-- Pedido --
Por favor, informe em que data morreu Padre Cícero, segundo o texto sobre ele.

Padre Cícero: O Legado Vivo de Juazeiro do Norte
Cícero
Romão Batista, conhecido popularmente como Padre Cícero ou "Padim
Ciço", é uma figura central na história, na cultura e na economia de
Juazeiro do Norte, cidade que ajudou a fundar e transformar em um dos maiores
centros de religiosidade popular do Brasil.
Passados
91 anos de sua morte, em 20 de julho de 1934, seu carisma e influência
continuam a atrair milhões de romeiros de todo o país, especialmente do
Nordeste, impulsionando a economia local por meio das romarias, que ocorrem
diversas vezes ao longo do ano.
Esses
eventos religiosos não apenas perpetuam a devoção ao "santo do povo",
mas também consolidam Juazeiro como um polo econômico e cultural singular.
O Fenômeno das Romarias e a Economia Local
As
romarias em homenagem a Padre Cícero são o principal motor econômico de
Juazeiro do Norte. Milhares de peregrinos visitam a cidade anualmente,
especialmente durante as celebrações de Nossa Senhora das Dores (15 de
setembro), Dia de Finados (2 de novembro) e a Romaria da Esperança (20 de
julho, data de sua morte).

Anotações das caixas de elementos

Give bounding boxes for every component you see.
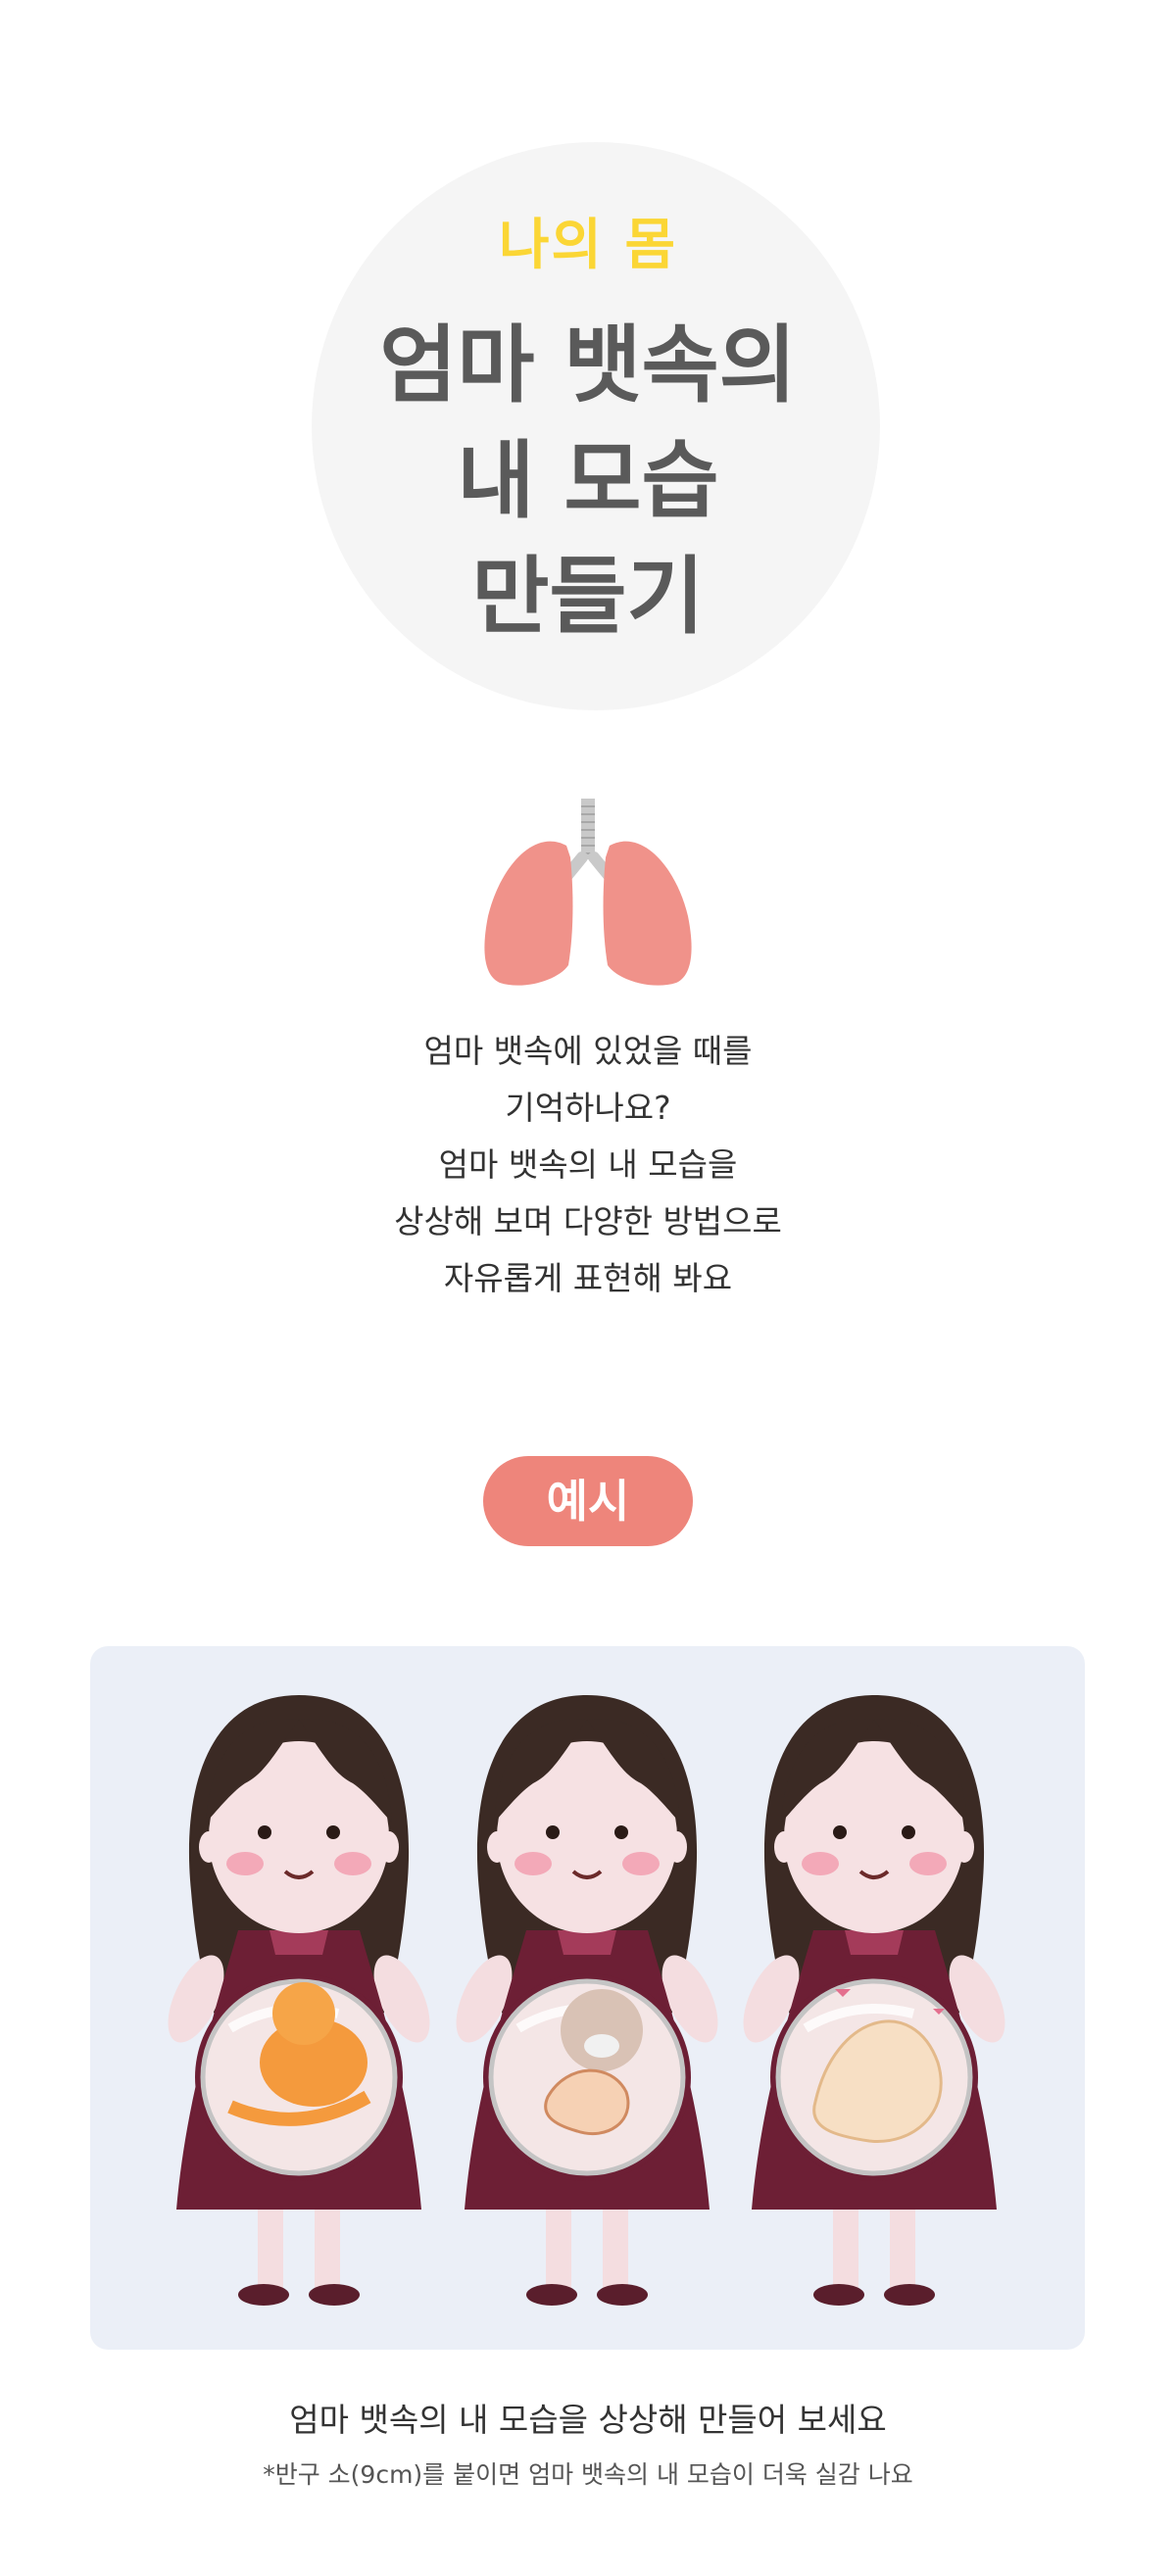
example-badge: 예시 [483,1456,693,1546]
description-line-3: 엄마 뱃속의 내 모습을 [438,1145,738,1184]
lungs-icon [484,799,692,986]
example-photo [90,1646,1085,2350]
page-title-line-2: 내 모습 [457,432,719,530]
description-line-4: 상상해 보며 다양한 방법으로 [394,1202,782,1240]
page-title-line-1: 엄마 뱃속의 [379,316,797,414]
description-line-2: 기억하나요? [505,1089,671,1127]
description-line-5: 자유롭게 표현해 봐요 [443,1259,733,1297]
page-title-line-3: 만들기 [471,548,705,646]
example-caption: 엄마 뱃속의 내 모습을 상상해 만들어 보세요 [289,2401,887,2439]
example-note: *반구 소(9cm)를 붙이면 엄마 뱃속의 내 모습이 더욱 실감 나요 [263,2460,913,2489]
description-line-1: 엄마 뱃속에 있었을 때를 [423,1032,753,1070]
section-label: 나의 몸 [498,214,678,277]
--
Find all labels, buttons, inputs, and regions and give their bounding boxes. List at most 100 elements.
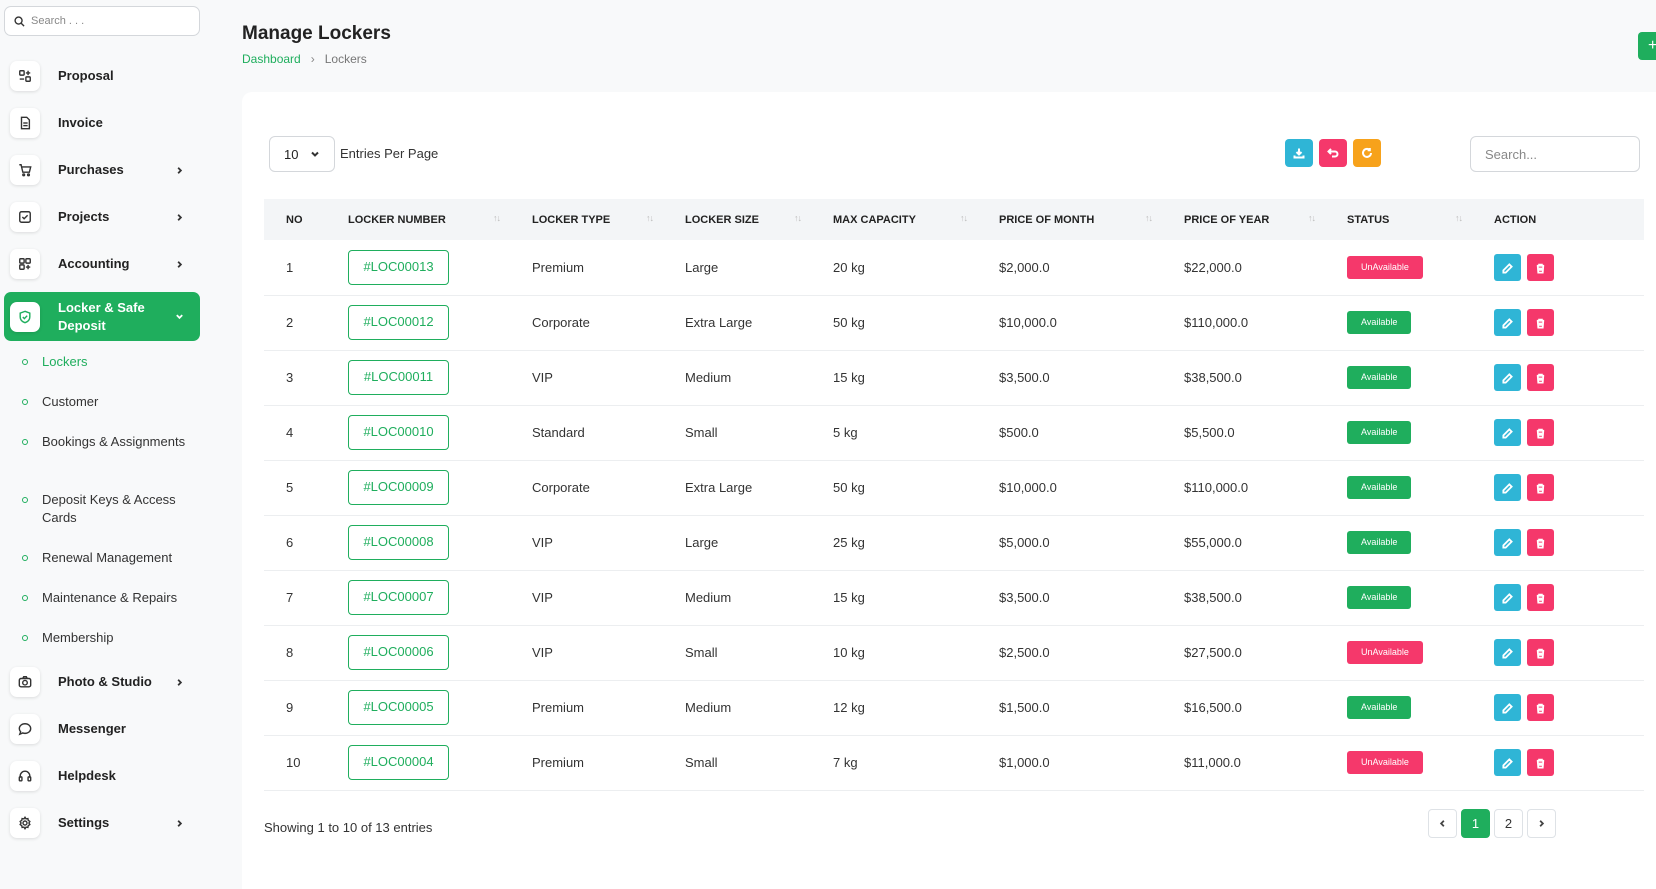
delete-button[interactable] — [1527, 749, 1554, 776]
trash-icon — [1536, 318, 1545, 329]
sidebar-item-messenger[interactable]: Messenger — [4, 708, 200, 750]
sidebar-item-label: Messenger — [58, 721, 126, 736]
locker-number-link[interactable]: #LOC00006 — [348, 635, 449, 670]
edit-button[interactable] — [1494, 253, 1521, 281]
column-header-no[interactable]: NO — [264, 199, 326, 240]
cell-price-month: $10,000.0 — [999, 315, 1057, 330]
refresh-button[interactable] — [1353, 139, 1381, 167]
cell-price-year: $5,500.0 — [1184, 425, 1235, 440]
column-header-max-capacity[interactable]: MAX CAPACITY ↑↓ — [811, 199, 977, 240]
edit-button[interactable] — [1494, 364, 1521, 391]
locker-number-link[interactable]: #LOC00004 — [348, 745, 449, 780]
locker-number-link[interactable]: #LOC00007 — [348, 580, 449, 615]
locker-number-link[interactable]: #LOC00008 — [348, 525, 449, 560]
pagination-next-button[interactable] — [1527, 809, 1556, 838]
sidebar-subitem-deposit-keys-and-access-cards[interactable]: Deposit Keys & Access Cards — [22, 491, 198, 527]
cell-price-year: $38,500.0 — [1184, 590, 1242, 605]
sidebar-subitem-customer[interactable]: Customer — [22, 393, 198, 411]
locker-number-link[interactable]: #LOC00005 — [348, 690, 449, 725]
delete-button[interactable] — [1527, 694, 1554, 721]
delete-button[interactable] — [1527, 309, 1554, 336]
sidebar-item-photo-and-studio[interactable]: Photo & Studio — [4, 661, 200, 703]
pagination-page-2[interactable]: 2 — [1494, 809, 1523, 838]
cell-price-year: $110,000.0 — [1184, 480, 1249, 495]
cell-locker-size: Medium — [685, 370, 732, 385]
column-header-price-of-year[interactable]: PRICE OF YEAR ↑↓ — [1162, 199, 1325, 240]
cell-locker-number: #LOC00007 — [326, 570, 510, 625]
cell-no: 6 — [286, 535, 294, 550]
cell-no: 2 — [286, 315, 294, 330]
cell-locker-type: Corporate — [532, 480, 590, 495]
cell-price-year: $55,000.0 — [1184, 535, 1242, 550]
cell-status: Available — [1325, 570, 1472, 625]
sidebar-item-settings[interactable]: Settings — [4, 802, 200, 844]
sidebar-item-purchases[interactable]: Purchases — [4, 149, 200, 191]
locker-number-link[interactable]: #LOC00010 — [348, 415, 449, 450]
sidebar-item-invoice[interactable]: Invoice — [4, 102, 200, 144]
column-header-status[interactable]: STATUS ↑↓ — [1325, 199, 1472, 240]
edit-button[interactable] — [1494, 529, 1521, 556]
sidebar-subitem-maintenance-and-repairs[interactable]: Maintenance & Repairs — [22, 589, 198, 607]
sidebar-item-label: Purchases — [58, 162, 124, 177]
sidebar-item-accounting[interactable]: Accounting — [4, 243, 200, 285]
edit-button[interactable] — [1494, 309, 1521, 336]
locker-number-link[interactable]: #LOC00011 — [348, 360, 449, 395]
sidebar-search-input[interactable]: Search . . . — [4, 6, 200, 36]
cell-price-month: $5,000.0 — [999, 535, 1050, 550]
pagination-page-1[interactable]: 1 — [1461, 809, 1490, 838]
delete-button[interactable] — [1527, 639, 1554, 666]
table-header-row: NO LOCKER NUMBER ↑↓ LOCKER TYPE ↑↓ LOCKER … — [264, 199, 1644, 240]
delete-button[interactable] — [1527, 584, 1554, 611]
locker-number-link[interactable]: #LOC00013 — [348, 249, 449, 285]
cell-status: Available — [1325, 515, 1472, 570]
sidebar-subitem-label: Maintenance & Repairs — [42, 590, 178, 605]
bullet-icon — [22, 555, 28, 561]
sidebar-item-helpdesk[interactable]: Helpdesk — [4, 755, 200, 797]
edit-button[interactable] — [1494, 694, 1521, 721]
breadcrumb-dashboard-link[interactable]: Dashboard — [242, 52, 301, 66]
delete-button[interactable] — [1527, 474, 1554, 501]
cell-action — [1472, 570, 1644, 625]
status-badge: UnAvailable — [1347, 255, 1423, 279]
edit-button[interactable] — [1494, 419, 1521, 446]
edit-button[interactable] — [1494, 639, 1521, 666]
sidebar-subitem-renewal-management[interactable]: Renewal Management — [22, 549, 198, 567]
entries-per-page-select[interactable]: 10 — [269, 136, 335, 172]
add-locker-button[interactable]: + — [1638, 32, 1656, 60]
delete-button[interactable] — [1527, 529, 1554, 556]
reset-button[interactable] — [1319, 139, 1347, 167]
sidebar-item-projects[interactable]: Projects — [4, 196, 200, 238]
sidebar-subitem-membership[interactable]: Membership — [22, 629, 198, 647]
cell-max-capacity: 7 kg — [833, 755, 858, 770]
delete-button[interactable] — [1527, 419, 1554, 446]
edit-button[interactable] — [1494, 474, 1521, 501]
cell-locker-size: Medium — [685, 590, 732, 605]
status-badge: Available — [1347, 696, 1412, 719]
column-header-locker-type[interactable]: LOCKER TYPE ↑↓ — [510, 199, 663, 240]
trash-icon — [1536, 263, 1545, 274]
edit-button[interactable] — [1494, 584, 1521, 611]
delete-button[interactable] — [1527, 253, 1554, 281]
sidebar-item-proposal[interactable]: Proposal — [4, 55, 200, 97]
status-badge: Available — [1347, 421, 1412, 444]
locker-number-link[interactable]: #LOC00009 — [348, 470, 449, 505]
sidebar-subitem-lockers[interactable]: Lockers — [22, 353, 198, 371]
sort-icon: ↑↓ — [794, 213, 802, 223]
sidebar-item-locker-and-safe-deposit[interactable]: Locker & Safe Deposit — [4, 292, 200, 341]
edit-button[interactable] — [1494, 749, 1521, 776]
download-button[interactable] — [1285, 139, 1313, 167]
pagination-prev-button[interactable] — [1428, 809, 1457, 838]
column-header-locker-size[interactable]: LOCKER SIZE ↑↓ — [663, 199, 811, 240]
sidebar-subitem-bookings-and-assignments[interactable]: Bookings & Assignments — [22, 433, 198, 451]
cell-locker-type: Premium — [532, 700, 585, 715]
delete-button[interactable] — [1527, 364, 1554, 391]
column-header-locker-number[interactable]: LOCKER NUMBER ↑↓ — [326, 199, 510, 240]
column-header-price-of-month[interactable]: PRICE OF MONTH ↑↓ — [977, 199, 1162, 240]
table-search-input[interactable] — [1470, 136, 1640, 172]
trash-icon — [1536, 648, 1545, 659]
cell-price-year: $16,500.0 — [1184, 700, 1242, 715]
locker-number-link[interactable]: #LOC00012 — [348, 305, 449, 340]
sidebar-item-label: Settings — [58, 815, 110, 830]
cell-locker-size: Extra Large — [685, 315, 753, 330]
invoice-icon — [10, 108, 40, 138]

-- Em resposta --
Em 20 de julho de 1934.